Set task » Go to the line containing "Type out the text in this image." below; retype it and all following lines exactly, and leave out the pictures.

Records to use »
☆ ☆ ☆ ☆ ☆

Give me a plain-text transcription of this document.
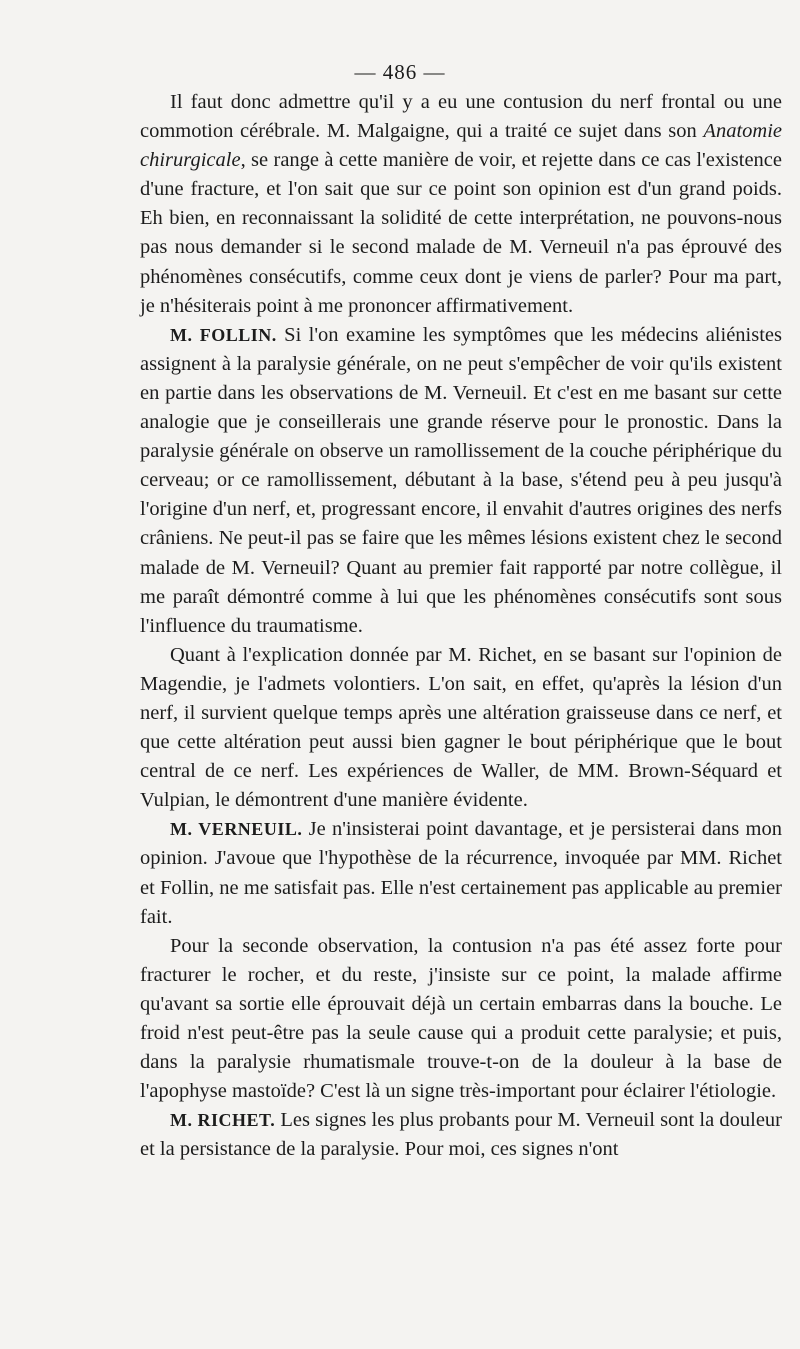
— 486 —

Il faut donc admettre qu'il y a eu une contusion du nerf frontal ou une commotion cérébrale. M. Malgaigne, qui a traité ce sujet dans son Anatomie chirurgicale, se range à cette manière de voir, et rejette dans ce cas l'existence d'une fracture, et l'on sait que sur ce point son opinion est d'un grand poids. Eh bien, en reconnaissant la solidité de cette interprétation, ne pouvons-nous pas nous demander si le second malade de M. Verneuil n'a pas éprouvé des phénomènes consécutifs, comme ceux dont je viens de parler? Pour ma part, je n'hésiterais point à me prononcer affirmativement.

M. FOLLIN. Si l'on examine les symptômes que les médecins aliénistes assignent à la paralysie générale, on ne peut s'empêcher de voir qu'ils existent en partie dans les observations de M. Verneuil. Et c'est en me basant sur cette analogie que je conseillerais une grande réserve pour le pronostic. Dans la paralysie générale on observe un ramollissement de la couche périphérique du cerveau; or ce ramollissement, débutant à la base, s'étend peu à peu jusqu'à l'origine d'un nerf, et, progressant encore, il envahit d'autres origines des nerfs crâniens. Ne peut-il pas se faire que les mêmes lésions existent chez le second malade de M. Verneuil? Quant au premier fait rapporté par notre collègue, il me paraît démontré comme à lui que les phénomènes consécutifs sont sous l'influence du traumatisme.

Quant à l'explication donnée par M. Richet, en se basant sur l'opinion de Magendie, je l'admets volontiers. L'on sait, en effet, qu'après la lésion d'un nerf, il survient quelque temps après une altération graisseuse dans ce nerf, et que cette altération peut aussi bien gagner le bout périphérique que le bout central de ce nerf. Les expériences de Waller, de MM. Brown-Séquard et Vulpian, le démontrent d'une manière évidente.

M. VERNEUIL. Je n'insisterai point davantage, et je persisterai dans mon opinion. J'avoue que l'hypothèse de la récurrence, invoquée par MM. Richet et Follin, ne me satisfait pas. Elle n'est certainement pas applicable au premier fait.

Pour la seconde observation, la contusion n'a pas été assez forte pour fracturer le rocher, et du reste, j'insiste sur ce point, la malade affirme qu'avant sa sortie elle éprouvait déjà un certain embarras dans la bouche. Le froid n'est peut-être pas la seule cause qui a produit cette paralysie; et puis, dans la paralysie rhumatismale trouve-t-on de la douleur à la base de l'apophyse mastoïde? C'est là un signe très-important pour éclairer l'étiologie.

M. RICHET. Les signes les plus probants pour M. Verneuil sont la douleur et la persistance de la paralysie. Pour moi, ces signes n'ont
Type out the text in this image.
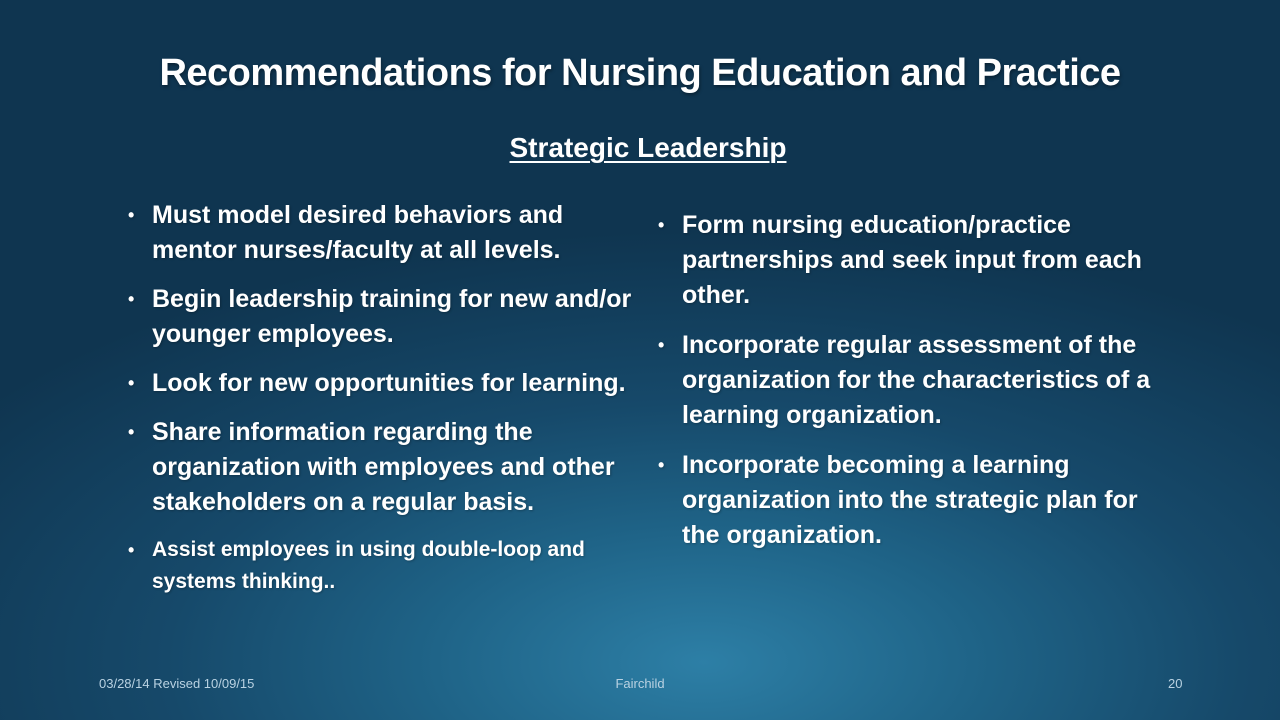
Recommendations for Nursing Education and Practice
Strategic Leadership
• Must model desired behaviors and mentor nurses/faculty at all levels.
• Begin leadership training for new and/or younger employees.
• Look for new opportunities for learning.
• Share information regarding the organization with employees and other stakeholders on a regular basis.
• Assist employees in using double-loop and systems thinking..
• Form nursing education/practice partnerships and seek input from each other.
• Incorporate regular assessment of the organization for the characteristics of a learning organization.
• Incorporate becoming a learning organization into the strategic plan for the organization.
03/28/14 Revised 10/09/15	Fairchild	20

☆ ☆ ☆ ☆ ☆

Worked answer »
Type out the text in this image.
Recommendations for Nursing Education and Practice
Strategic Leadership
• Must model desired behaviors and mentor nurses/faculty at all levels.
• Begin leadership training for new and/or younger employees.
• Look for new opportunities for learning.
• Share information regarding the organization with employees and other stakeholders on a regular basis.
• Assist employees in using double-loop and systems thinking..
• Form nursing education/practice partnerships and seek input from each other.
• Incorporate regular assessment of the organization for the characteristics of a learning organization.
• Incorporate becoming a learning organization into the strategic plan for the organization.
03/28/14 Revised 10/09/15	Fairchild	20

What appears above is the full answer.